**RECORDS SUPPLIED**
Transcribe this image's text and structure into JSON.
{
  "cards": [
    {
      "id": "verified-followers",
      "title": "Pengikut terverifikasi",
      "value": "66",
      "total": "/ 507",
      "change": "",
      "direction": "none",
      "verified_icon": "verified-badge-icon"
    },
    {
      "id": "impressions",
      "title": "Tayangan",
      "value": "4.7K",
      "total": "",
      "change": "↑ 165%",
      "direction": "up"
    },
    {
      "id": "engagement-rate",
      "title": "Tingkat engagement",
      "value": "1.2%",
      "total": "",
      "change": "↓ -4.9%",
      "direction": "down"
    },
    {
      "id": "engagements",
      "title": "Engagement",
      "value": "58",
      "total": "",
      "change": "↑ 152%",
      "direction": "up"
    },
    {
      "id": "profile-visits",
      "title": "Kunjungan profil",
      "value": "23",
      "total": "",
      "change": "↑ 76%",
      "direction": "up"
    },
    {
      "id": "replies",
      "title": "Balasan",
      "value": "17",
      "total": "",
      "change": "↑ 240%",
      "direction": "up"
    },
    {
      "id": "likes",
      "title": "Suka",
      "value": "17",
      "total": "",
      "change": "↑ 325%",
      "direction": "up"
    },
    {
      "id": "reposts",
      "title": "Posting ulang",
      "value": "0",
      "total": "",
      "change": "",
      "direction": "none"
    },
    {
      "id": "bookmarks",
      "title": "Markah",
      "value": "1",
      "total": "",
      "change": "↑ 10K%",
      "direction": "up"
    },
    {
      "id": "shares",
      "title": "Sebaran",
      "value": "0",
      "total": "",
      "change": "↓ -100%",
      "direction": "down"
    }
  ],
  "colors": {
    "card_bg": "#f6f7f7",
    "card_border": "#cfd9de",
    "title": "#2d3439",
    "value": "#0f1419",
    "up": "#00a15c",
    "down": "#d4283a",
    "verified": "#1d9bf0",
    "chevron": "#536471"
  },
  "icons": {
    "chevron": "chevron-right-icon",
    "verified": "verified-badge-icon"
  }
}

**TASK STATEMENT**
Copy every line that includes the string "verified" from the material above.

**CORRECT OUTPUT**
      "id": "verified-followers",
      "verified_icon": "verified-badge-icon"
    "verified": "#1d9bf0",
    "verified": "verified-badge-icon"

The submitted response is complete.